◆ What is needed ◆
Copy out every record below, word for word.

◆ Extracted data ◆
-- Start --

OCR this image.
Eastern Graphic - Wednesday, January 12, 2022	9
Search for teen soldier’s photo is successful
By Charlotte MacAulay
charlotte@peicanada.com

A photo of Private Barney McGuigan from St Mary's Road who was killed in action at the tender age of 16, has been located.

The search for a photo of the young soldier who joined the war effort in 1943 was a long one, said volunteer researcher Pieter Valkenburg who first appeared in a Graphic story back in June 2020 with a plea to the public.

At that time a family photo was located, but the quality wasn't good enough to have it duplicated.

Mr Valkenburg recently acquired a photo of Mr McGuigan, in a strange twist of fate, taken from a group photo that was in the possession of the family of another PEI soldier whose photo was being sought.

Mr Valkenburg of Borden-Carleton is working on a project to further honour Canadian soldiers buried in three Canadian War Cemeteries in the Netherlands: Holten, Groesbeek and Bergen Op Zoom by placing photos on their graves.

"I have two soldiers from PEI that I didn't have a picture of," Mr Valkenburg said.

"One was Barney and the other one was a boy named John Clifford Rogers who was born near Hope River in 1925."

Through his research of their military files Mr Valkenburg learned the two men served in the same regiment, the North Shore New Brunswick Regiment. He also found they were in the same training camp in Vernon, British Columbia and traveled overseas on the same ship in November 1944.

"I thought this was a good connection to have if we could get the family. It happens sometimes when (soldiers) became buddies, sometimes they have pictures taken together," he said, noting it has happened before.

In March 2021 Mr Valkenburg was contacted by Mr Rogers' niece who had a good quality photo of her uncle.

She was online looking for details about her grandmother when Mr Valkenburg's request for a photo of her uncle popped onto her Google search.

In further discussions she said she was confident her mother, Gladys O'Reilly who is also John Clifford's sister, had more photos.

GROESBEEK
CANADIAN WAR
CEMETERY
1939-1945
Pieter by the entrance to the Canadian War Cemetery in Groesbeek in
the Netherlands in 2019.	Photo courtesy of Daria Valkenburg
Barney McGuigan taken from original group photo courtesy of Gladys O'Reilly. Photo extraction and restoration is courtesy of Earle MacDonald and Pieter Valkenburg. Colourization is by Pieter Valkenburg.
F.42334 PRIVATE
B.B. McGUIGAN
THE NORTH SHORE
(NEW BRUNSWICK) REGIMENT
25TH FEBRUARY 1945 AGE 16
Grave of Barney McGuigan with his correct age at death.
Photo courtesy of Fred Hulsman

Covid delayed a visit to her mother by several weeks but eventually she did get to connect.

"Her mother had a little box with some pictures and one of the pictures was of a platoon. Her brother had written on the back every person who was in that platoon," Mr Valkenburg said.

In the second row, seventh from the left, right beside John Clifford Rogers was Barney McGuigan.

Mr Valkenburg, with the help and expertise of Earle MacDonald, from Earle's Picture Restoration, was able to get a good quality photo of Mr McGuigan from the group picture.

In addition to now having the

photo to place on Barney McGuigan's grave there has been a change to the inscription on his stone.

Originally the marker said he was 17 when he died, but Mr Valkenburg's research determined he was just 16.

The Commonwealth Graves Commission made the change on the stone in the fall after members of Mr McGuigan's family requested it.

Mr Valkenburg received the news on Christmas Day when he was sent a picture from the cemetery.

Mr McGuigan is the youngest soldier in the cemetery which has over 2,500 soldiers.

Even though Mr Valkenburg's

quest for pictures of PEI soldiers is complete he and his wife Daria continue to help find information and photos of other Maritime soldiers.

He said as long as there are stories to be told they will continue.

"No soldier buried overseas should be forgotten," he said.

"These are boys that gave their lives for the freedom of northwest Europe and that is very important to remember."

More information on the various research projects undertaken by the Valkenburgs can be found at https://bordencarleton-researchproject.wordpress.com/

-- End --

◆ Exercise answer ◆
OCR this image.
Eastern Graphic - Wednesday, January 12, 2022	9
Search for teen soldier’s photo is successful
By Charlotte MacAulay
charlotte@peicanada.com

A photo of Private Barney McGuigan from St Mary's Road who was killed in action at the tender age of 16, has been located.

The search for a photo of the young soldier who joined the war effort in 1943 was a long one, said volunteer researcher Pieter Valkenburg who first appeared in a Graphic story back in June 2020 with a plea to the public.

At that time a family photo was located, but the quality wasn't good enough to have it duplicated.

Mr Valkenburg recently acquired a photo of Mr McGuigan, in a strange twist of fate, taken from a group photo that was in the possession of the family of another PEI soldier whose photo was being sought.

Mr Valkenburg of Borden-Carleton is working on a project to further honour Canadian soldiers buried in three Canadian War Cemeteries in the Netherlands: Holten, Groesbeek and Bergen Op Zoom by placing photos on their graves.

"I have two soldiers from PEI that I didn't have a picture of," Mr Valkenburg said.

"One was Barney and the other one was a boy named John Clifford Rogers who was born near Hope River in 1925."

Through his research of their military files Mr Valkenburg learned the two men served in the same regiment, the North Shore New Brunswick Regiment. He also found they were in the same training camp in Vernon, British Columbia and traveled overseas on the same ship in November 1944.

"I thought this was a good connection to have if we could get the family. It happens sometimes when (soldiers) became buddies, sometimes they have pictures taken together," he said, noting it has happened before.

In March 2021 Mr Valkenburg was contacted by Mr Rogers' niece who had a good quality photo of her uncle.

She was online looking for details about her grandmother when Mr Valkenburg's request for a photo of her uncle popped onto her Google search.

In further discussions she said she was confident her mother, Gladys O'Reilly who is also John Clifford's sister, had more photos.

GROESBEEK
CANADIAN WAR
CEMETERY
1939-1945
Pieter by the entrance to the Canadian War Cemetery in Groesbeek in
the Netherlands in 2019.	Photo courtesy of Daria Valkenburg
Barney McGuigan taken from original group photo courtesy of Gladys O'Reilly. Photo extraction and restoration is courtesy of Earle MacDonald and Pieter Valkenburg. Colourization is by Pieter Valkenburg.
F.42334 PRIVATE
B.B. McGUIGAN
THE NORTH SHORE
(NEW BRUNSWICK) REGIMENT
25TH FEBRUARY 1945 AGE 16
Grave of Barney McGuigan with his correct age at death.
Photo courtesy of Fred Hulsman

Covid delayed a visit to her mother by several weeks but eventually she did get to connect.

"Her mother had a little box with some pictures and one of the pictures was of a platoon. Her brother had written on the back every person who was in that platoon," Mr Valkenburg said.

In the second row, seventh from the left, right beside John Clifford Rogers was Barney McGuigan.

Mr Valkenburg, with the help and expertise of Earle MacDonald, from Earle's Picture Restoration, was able to get a good quality photo of Mr McGuigan from the group picture.

In addition to now having the

photo to place on Barney McGuigan's grave there has been a change to the inscription on his stone.

Originally the marker said he was 17 when he died, but Mr Valkenburg's research determined he was just 16.

The Commonwealth Graves Commission made the change on the stone in the fall after members of Mr McGuigan's family requested it.

Mr Valkenburg received the news on Christmas Day when he was sent a picture from the cemetery.

Mr McGuigan is the youngest soldier in the cemetery which has over 2,500 soldiers.

Even though Mr Valkenburg's

quest for pictures of PEI soldiers is complete he and his wife Daria continue to help find information and photos of other Maritime soldiers.

He said as long as there are stories to be told they will continue.

"No soldier buried overseas should be forgotten," he said.

"These are boys that gave their lives for the freedom of northwest Europe and that is very important to remember."

More information on the various research projects undertaken by the Valkenburgs can be found at https://bordencarleton-researchproject.wordpress.com/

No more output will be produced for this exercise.